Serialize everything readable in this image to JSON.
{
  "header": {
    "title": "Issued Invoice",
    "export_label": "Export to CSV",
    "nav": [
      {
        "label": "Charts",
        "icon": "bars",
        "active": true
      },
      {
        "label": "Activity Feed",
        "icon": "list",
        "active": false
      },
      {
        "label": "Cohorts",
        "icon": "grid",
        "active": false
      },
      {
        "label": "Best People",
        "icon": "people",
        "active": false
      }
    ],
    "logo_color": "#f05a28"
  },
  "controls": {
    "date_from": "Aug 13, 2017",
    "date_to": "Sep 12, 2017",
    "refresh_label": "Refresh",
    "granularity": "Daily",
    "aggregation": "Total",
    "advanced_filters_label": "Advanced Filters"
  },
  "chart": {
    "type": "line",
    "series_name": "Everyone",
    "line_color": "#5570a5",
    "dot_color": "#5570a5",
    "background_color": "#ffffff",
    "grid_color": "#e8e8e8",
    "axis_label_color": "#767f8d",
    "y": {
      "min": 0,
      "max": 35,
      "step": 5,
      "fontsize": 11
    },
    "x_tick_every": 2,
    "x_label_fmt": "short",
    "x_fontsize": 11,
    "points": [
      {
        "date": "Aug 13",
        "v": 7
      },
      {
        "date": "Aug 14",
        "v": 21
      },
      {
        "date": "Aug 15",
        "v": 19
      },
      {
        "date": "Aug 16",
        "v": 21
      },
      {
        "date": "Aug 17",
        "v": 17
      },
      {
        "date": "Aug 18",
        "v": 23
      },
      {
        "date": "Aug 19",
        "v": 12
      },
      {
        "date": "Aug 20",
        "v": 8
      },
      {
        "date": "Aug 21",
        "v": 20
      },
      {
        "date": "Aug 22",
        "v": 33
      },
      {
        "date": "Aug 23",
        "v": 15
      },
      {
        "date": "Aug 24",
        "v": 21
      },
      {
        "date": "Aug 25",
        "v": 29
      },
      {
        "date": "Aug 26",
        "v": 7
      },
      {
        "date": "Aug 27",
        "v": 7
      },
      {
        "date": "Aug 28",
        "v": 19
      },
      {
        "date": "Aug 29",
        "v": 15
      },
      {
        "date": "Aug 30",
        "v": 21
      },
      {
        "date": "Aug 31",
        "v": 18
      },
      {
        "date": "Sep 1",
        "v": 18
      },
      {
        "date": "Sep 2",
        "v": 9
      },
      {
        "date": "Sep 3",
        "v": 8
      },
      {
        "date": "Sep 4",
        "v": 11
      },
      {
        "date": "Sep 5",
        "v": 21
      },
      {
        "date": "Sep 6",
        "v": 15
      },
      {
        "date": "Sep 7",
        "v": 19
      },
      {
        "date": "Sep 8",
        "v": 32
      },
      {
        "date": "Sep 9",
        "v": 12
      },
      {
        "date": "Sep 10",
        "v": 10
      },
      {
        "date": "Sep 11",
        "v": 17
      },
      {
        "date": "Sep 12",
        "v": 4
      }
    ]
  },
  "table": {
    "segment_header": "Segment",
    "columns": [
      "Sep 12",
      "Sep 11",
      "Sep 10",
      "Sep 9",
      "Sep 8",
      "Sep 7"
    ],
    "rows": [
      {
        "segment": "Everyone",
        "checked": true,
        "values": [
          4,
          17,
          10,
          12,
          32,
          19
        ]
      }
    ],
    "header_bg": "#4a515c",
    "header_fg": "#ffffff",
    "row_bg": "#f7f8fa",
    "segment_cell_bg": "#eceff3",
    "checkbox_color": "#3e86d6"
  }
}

__________________________________________________

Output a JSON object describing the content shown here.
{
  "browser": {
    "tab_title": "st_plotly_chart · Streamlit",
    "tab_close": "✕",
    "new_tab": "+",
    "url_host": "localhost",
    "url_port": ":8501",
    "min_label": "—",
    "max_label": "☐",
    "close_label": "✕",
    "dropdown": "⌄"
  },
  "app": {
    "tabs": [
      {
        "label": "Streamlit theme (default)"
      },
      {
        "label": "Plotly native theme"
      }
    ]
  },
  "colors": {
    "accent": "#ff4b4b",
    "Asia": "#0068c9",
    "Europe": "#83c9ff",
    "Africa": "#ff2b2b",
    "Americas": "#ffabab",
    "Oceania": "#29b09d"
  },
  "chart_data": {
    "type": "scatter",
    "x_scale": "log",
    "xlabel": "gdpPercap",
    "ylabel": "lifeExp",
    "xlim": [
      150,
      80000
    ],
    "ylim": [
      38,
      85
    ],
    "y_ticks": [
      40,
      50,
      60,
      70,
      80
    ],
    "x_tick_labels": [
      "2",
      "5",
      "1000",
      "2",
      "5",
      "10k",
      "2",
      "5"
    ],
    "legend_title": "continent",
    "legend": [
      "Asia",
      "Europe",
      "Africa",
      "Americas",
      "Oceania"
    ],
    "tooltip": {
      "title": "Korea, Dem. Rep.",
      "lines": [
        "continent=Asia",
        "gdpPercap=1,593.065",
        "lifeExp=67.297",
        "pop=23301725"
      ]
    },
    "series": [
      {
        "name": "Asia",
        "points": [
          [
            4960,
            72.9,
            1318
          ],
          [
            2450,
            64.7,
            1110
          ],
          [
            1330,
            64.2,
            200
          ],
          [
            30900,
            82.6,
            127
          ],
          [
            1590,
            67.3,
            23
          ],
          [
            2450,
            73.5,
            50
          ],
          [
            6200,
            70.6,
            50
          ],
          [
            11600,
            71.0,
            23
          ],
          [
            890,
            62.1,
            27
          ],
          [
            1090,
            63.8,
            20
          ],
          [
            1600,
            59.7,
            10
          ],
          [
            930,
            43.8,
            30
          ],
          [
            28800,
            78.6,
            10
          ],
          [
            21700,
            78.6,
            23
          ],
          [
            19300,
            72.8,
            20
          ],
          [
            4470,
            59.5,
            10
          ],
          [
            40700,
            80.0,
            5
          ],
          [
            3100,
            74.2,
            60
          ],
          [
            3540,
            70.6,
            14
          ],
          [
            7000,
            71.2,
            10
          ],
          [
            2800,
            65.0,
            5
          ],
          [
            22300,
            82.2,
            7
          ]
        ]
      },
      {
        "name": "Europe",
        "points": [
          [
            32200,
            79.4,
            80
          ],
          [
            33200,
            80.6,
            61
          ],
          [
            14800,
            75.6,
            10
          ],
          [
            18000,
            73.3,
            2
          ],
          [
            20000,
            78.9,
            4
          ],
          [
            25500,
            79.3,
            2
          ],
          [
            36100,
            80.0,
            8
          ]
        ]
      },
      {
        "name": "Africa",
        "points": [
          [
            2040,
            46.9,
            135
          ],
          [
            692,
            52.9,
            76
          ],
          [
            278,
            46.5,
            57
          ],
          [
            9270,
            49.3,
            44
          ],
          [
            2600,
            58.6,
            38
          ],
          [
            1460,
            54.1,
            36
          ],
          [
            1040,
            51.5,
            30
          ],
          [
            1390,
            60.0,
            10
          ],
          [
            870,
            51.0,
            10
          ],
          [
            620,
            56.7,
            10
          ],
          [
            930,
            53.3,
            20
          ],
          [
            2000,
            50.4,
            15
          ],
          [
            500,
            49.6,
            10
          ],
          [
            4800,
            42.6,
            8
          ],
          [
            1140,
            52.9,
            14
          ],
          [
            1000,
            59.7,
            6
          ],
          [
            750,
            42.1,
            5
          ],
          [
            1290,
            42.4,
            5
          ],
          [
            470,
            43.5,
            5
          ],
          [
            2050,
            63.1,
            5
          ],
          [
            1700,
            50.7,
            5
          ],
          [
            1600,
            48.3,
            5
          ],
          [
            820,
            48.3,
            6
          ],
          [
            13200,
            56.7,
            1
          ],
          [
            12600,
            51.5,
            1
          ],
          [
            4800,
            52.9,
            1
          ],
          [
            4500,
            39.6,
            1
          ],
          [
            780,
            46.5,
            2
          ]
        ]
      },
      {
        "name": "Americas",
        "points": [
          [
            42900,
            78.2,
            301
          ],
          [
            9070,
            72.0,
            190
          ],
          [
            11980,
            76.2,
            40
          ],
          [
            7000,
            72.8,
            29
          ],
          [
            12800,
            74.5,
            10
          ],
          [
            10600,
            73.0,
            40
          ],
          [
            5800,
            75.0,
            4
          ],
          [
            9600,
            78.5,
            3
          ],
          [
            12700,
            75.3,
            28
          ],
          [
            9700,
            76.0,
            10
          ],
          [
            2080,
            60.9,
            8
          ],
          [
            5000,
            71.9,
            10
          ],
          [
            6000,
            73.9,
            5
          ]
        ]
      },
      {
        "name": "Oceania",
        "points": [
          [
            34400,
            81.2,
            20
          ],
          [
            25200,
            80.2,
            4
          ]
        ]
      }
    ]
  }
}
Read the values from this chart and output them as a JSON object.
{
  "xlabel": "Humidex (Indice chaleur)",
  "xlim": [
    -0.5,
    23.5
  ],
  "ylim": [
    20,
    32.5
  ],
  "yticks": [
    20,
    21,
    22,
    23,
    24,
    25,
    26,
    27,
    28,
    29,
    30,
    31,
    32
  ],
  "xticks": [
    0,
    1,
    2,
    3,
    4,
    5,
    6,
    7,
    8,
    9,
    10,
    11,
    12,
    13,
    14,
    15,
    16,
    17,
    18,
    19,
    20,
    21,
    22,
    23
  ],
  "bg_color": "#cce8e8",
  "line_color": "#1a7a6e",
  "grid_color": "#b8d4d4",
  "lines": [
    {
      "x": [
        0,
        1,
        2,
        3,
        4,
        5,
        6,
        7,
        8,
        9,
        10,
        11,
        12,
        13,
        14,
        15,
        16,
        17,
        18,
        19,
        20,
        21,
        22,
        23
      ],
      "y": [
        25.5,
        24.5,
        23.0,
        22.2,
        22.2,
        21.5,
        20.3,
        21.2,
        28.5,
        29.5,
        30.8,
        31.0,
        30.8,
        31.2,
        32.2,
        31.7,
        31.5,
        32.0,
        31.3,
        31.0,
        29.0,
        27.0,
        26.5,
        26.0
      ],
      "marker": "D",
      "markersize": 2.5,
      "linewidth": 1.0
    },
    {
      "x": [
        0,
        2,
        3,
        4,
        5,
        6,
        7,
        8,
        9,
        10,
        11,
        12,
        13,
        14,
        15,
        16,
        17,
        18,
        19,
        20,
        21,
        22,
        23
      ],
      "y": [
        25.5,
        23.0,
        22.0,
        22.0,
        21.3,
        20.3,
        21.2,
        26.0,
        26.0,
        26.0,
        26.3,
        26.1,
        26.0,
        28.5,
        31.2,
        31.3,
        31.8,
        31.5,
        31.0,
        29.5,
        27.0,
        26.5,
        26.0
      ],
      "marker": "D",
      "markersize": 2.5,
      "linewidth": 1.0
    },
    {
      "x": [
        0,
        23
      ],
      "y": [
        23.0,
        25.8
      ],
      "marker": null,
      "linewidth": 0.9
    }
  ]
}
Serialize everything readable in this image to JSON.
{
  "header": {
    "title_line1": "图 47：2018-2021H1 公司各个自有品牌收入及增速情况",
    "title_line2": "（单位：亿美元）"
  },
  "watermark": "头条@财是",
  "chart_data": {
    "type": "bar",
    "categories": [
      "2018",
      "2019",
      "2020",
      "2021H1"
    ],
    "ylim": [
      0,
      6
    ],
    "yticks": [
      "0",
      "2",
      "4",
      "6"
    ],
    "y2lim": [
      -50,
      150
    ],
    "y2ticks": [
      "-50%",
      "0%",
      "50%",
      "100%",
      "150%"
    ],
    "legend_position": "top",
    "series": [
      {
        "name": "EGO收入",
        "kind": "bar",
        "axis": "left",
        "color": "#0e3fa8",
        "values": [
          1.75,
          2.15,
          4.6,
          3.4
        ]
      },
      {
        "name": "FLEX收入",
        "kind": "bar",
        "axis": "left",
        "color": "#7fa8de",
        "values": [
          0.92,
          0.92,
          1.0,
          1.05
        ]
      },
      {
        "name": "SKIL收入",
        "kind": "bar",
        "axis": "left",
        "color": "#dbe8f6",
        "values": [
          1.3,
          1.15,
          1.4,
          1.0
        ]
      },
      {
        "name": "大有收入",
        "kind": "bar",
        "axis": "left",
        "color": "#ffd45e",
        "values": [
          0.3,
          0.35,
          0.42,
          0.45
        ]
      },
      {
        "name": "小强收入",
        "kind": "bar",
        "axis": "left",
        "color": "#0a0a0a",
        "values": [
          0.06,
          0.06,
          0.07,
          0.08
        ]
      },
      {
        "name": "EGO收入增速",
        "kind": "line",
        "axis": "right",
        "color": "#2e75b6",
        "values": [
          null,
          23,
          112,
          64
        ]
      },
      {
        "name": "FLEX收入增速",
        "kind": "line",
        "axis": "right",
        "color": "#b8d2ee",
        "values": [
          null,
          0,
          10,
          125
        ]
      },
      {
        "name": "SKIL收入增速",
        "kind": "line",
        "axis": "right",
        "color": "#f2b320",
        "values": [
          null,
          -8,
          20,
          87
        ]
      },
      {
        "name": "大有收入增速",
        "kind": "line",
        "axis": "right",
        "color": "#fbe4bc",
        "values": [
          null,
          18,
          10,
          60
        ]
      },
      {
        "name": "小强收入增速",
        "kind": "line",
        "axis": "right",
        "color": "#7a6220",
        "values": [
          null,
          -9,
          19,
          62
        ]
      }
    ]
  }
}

__________________________________________________

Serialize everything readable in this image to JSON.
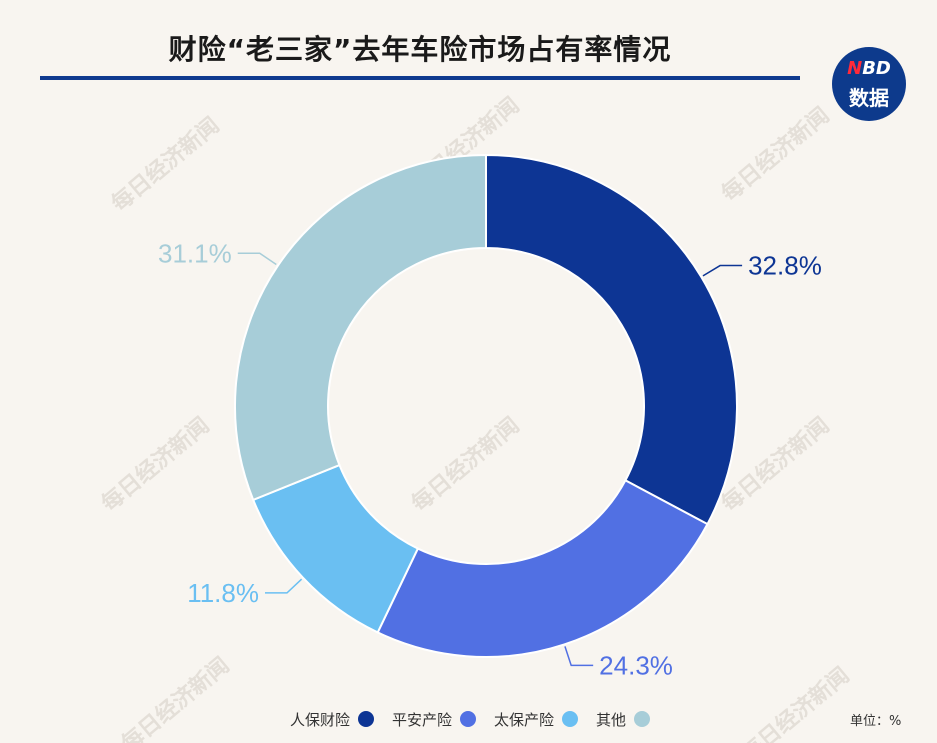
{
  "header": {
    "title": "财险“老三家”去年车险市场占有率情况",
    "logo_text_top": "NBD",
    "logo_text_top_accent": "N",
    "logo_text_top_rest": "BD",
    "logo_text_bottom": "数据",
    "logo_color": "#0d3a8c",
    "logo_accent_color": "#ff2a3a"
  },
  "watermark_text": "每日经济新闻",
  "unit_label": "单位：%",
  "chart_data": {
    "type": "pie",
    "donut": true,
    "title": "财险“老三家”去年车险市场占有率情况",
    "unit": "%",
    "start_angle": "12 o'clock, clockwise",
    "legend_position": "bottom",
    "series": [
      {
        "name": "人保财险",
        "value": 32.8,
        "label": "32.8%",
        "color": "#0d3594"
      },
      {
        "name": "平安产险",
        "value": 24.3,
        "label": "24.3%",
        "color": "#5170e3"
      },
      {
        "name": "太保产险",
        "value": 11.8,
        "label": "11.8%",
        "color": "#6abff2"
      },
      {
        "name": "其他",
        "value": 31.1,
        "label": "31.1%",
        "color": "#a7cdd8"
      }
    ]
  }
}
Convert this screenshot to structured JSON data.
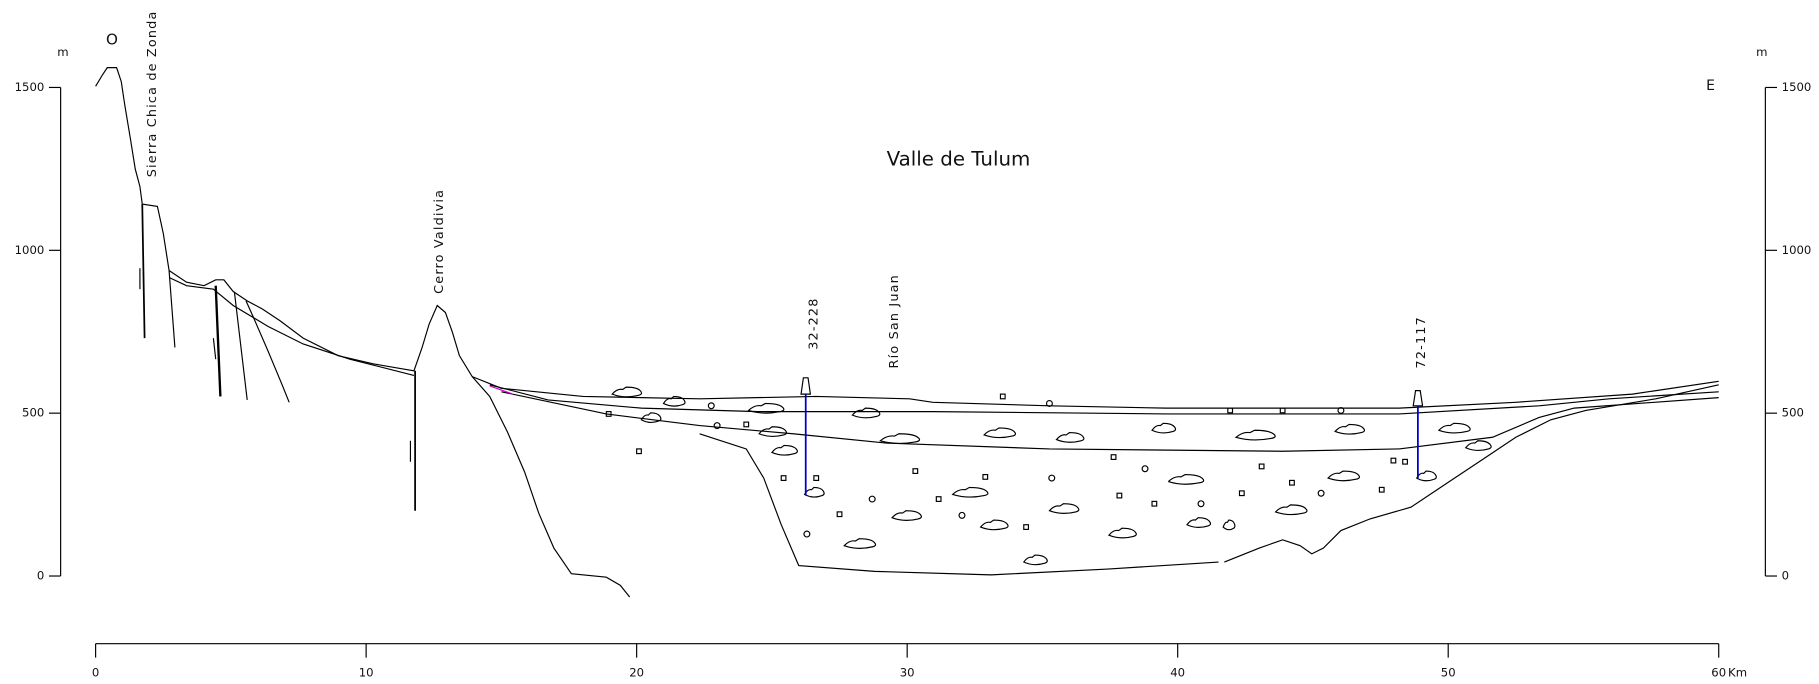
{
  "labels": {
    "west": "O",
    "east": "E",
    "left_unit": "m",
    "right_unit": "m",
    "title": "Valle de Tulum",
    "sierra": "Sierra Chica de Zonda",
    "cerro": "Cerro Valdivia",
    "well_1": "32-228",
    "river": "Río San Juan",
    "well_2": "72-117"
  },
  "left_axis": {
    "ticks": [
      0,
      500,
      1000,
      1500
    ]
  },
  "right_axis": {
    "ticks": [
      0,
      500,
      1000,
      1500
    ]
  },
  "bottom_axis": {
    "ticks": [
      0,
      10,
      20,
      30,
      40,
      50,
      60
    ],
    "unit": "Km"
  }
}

__________________________________________________

# WORK TO COMPLETE:
Find the lines above that include the string "theme" and copy them.

# RESPONSE:
        "label": "Streamlit theme (default)"
        "label": "Plotly native theme"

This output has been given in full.